▶ _Goal_
Write each line out again exactly as written.

....

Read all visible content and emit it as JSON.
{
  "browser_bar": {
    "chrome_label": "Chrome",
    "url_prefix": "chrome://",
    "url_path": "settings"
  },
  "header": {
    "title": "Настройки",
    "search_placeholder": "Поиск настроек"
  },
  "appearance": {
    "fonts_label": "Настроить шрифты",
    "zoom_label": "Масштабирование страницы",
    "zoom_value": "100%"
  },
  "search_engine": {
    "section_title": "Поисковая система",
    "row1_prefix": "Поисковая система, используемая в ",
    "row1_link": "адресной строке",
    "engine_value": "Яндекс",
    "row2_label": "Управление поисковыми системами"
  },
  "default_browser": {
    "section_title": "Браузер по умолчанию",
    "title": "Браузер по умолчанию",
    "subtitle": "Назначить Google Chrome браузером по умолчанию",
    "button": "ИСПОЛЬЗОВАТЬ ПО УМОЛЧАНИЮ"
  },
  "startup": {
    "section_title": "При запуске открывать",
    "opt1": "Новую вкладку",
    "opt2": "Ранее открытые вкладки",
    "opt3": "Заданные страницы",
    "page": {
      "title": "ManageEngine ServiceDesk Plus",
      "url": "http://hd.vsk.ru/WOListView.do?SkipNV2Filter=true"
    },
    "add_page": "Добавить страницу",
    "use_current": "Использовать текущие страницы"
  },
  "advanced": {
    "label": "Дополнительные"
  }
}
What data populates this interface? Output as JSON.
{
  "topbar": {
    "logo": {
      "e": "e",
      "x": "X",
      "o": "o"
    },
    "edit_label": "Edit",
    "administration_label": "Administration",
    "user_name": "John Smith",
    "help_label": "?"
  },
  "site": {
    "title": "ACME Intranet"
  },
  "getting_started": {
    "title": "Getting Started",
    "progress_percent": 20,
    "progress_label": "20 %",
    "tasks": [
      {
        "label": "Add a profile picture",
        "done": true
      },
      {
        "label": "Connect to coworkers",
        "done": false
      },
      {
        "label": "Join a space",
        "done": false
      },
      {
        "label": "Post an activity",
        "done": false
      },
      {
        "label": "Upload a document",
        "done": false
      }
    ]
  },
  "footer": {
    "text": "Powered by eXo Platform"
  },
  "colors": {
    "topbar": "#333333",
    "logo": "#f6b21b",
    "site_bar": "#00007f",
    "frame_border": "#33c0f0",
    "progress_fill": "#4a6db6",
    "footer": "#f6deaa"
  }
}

....

▶ _Output for this task_
Read all visible content and emit it as JSON.
{
  "browser_bar": {
    "chrome_label": "Chrome",
    "url_prefix": "chrome://",
    "url_path": "settings"
  },
  "header": {
    "title": "Настройки",
    "search_placeholder": "Поиск настроек"
  },
  "appearance": {
    "fonts_label": "Настроить шрифты",
    "zoom_label": "Масштабирование страницы",
    "zoom_value": "100%"
  },
  "search_engine": {
    "section_title": "Поисковая система",
    "row1_prefix": "Поисковая система, используемая в ",
    "row1_link": "адресной строке",
    "engine_value": "Яндекс",
    "row2_label": "Управление поисковыми системами"
  },
  "default_browser": {
    "section_title": "Браузер по умолчанию",
    "title": "Браузер по умолчанию",
    "subtitle": "Назначить Google Chrome браузером по умолчанию",
    "button": "ИСПОЛЬЗОВАТЬ ПО УМОЛЧАНИЮ"
  },
  "startup": {
    "section_title": "При запуске открывать",
    "opt1": "Новую вкладку",
    "opt2": "Ранее открытые вкладки",
    "opt3": "Заданные страницы",
    "page": {
      "title": "ManageEngine ServiceDesk Plus",
      "url": "http://hd.vsk.ru/WOListView.do?SkipNV2Filter=true"
    },
    "add_page": "Добавить страницу",
    "use_current": "Использовать текущие страницы"
  },
  "advanced": {
    "label": "Дополнительные"
  }
}
What data populates this interface? Output as JSON.
{
  "topbar": {
    "logo": {
      "e": "e",
      "x": "X",
      "o": "o"
    },
    "edit_label": "Edit",
    "administration_label": "Administration",
    "user_name": "John Smith",
    "help_label": "?"
  },
  "site": {
    "title": "ACME Intranet"
  },
  "getting_started": {
    "title": "Getting Started",
    "progress_percent": 20,
    "progress_label": "20 %",
    "tasks": [
      {
        "label": "Add a profile picture",
        "done": true
      },
      {
        "label": "Connect to coworkers",
        "done": false
      },
      {
        "label": "Join a space",
        "done": false
      },
      {
        "label": "Post an activity",
        "done": false
      },
      {
        "label": "Upload a document",
        "done": false
      }
    ]
  },
  "footer": {
    "text": "Powered by eXo Platform"
  },
  "colors": {
    "topbar": "#333333",
    "logo": "#f6b21b",
    "site_bar": "#00007f",
    "frame_border": "#33c0f0",
    "progress_fill": "#4a6db6",
    "footer": "#f6deaa"
  }
}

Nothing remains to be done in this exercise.